Task directions: Every line with the string "above" should be copied from the data.

Given entries:
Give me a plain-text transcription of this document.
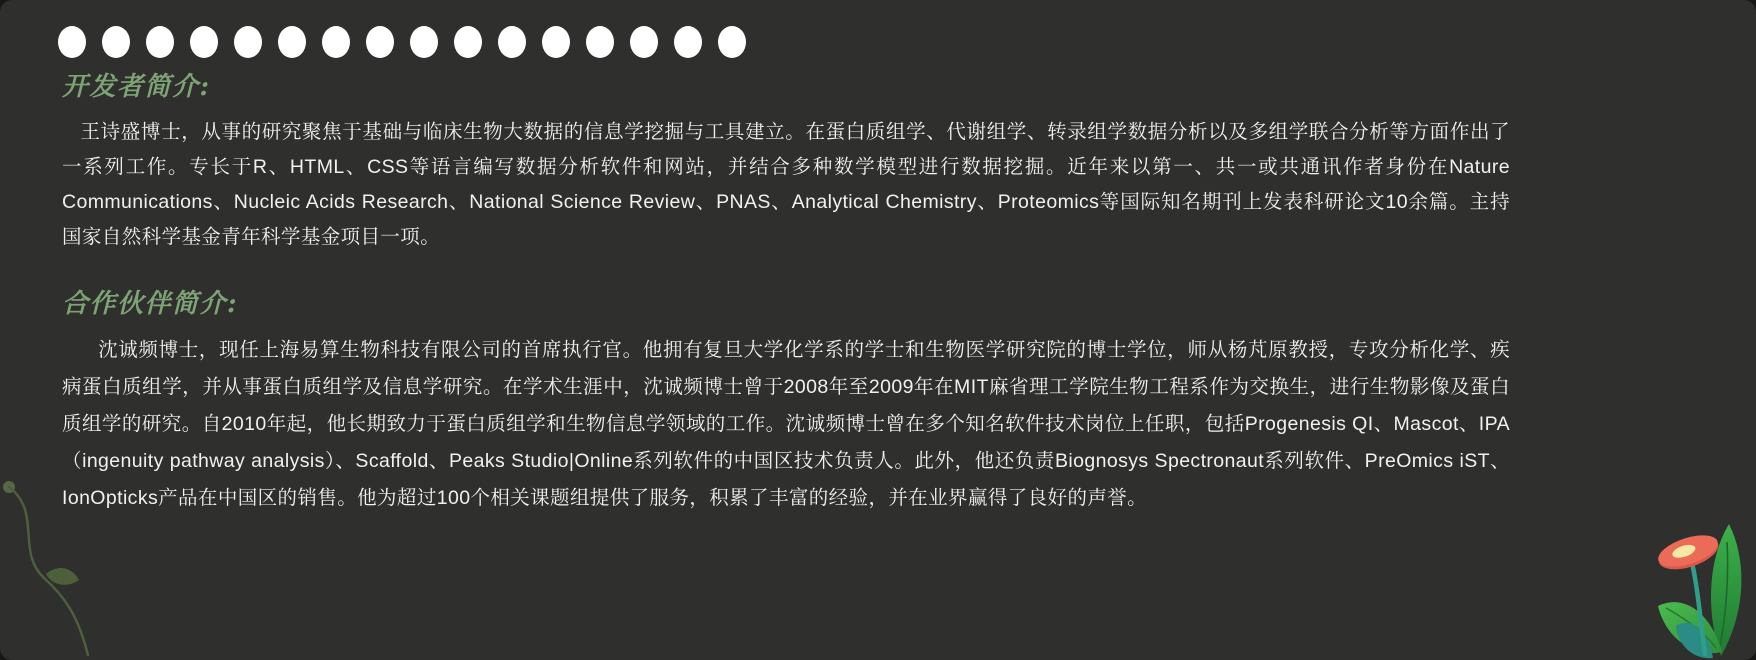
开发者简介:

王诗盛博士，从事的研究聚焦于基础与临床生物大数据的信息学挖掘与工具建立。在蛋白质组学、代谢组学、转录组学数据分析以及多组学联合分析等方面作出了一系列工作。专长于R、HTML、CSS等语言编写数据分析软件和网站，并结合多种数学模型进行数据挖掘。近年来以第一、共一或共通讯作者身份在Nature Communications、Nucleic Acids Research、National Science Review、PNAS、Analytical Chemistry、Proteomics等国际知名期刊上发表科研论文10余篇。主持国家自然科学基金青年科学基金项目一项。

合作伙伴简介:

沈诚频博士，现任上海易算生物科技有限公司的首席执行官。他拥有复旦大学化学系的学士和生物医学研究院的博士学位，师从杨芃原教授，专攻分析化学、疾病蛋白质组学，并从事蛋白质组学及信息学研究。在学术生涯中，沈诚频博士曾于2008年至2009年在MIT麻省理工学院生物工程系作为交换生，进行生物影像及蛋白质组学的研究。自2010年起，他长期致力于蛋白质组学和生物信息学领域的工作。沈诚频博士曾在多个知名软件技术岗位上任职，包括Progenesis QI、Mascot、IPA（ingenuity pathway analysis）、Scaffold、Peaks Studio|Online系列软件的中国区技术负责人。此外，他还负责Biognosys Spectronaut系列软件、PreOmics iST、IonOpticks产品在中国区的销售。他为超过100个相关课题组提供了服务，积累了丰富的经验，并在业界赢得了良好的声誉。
==
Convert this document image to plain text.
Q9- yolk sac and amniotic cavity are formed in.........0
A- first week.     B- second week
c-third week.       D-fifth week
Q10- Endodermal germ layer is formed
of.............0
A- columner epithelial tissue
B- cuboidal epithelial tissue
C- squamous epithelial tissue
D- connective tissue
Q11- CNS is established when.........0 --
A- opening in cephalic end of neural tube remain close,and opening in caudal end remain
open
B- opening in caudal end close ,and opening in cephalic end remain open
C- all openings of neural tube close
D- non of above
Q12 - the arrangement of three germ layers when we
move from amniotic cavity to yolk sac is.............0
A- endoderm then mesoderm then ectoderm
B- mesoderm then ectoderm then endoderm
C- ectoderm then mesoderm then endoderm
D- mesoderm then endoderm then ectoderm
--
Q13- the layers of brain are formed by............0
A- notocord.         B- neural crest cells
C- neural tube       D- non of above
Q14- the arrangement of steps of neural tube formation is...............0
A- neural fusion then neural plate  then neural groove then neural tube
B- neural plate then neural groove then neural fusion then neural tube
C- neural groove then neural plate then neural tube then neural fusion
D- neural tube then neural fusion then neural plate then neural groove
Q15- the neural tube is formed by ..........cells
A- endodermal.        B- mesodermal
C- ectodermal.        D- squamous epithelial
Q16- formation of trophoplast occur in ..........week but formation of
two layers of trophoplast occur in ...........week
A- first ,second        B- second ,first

Result:
D- non of above
C- neural tube       D- non of above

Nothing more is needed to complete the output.